**** Entries provided
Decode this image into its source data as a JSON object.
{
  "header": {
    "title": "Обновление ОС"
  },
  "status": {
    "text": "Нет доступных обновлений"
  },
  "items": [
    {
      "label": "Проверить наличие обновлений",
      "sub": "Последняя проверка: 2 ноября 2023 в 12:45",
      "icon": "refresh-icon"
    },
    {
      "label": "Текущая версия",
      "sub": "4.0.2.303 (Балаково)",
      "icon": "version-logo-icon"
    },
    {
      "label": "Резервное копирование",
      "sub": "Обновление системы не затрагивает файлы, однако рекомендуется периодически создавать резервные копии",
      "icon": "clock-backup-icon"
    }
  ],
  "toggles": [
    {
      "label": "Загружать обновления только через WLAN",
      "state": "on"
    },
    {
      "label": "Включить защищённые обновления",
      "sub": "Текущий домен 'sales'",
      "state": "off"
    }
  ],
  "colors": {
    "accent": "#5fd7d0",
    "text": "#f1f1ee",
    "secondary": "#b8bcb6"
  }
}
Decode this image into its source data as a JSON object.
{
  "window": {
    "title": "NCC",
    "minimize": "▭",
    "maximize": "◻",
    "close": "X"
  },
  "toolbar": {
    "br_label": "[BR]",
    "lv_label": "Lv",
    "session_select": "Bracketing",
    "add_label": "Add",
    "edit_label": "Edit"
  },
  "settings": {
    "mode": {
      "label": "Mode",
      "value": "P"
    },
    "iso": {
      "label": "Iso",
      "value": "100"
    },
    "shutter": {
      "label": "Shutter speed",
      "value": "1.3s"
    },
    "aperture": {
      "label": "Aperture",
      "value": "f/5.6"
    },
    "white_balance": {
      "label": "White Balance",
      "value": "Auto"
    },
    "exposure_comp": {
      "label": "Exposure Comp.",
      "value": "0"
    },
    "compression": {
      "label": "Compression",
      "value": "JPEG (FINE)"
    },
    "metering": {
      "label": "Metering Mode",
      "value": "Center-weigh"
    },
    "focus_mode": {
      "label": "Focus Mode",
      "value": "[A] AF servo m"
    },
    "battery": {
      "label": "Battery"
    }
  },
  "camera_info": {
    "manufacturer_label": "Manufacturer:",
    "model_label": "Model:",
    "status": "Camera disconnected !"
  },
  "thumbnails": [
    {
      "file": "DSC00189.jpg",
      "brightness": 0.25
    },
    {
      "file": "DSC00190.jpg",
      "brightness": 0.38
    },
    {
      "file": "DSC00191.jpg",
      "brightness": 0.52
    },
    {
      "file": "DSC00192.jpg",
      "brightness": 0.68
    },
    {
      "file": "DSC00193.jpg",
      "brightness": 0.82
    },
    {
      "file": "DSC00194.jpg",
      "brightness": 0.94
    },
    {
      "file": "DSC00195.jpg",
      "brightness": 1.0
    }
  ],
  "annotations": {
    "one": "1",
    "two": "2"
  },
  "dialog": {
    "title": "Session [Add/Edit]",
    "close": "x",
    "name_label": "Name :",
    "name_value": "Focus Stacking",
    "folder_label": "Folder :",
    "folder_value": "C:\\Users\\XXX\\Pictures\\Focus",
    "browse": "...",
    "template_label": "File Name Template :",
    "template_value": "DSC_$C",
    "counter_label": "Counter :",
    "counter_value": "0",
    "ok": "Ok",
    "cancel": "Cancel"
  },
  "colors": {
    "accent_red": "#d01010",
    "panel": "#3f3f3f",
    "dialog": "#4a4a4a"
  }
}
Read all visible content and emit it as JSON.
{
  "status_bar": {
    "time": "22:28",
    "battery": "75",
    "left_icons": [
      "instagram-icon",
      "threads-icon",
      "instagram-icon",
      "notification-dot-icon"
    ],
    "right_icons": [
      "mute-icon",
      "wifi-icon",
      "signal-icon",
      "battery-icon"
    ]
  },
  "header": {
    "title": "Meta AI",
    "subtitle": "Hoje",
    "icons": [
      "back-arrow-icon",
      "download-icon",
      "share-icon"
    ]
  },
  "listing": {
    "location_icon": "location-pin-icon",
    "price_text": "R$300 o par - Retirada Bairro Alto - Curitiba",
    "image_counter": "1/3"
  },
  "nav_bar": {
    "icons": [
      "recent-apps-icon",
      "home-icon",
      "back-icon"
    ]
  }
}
********
Write out every line of the listing that holds the word "Обновление".

    "title": "Обновление ОС"
      "sub": "Обновление системы не затрагивает файлы, однако рекомендуется периодически создавать резервные копии",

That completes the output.